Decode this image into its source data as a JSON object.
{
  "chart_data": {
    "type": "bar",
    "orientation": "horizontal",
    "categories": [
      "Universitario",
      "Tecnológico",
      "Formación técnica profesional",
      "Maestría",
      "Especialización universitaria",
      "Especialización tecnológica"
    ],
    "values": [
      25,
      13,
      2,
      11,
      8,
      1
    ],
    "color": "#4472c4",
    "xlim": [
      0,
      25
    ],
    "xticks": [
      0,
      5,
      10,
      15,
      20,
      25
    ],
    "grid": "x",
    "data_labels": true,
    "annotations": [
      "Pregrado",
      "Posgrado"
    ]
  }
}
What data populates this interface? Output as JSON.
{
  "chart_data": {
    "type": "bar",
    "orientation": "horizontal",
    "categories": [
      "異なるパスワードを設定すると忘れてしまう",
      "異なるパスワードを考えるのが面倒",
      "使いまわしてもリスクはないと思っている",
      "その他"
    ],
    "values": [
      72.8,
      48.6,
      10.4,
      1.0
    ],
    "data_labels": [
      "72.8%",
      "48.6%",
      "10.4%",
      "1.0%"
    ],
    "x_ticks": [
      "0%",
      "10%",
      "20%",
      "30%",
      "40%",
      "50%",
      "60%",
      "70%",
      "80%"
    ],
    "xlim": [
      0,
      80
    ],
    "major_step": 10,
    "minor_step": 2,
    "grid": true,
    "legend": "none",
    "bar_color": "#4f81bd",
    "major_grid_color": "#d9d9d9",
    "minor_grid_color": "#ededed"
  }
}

== == ==

- _TASK INSTRUCTIONS_:
Output the full listing without altering anything.

- _TASK RESULT_:
Decode this image into its source data as a JSON object.
{
  "chart_data": {
    "type": "bar",
    "orientation": "horizontal",
    "categories": [
      "Universitario",
      "Tecnológico",
      "Formación técnica profesional",
      "Maestría",
      "Especialización universitaria",
      "Especialización tecnológica"
    ],
    "values": [
      25,
      13,
      2,
      11,
      8,
      1
    ],
    "color": "#4472c4",
    "xlim": [
      0,
      25
    ],
    "xticks": [
      0,
      5,
      10,
      15,
      20,
      25
    ],
    "grid": "x",
    "data_labels": true,
    "annotations": [
      "Pregrado",
      "Posgrado"
    ]
  }
}
What data populates this interface? Output as JSON.
{
  "chart_data": {
    "type": "bar",
    "orientation": "horizontal",
    "categories": [
      "異なるパスワードを設定すると忘れてしまう",
      "異なるパスワードを考えるのが面倒",
      "使いまわしてもリスクはないと思っている",
      "その他"
    ],
    "values": [
      72.8,
      48.6,
      10.4,
      1.0
    ],
    "data_labels": [
      "72.8%",
      "48.6%",
      "10.4%",
      "1.0%"
    ],
    "x_ticks": [
      "0%",
      "10%",
      "20%",
      "30%",
      "40%",
      "50%",
      "60%",
      "70%",
      "80%"
    ],
    "xlim": [
      0,
      80
    ],
    "major_step": 10,
    "minor_step": 2,
    "grid": true,
    "legend": "none",
    "bar_color": "#4f81bd",
    "major_grid_color": "#d9d9d9",
    "minor_grid_color": "#ededed"
  }
}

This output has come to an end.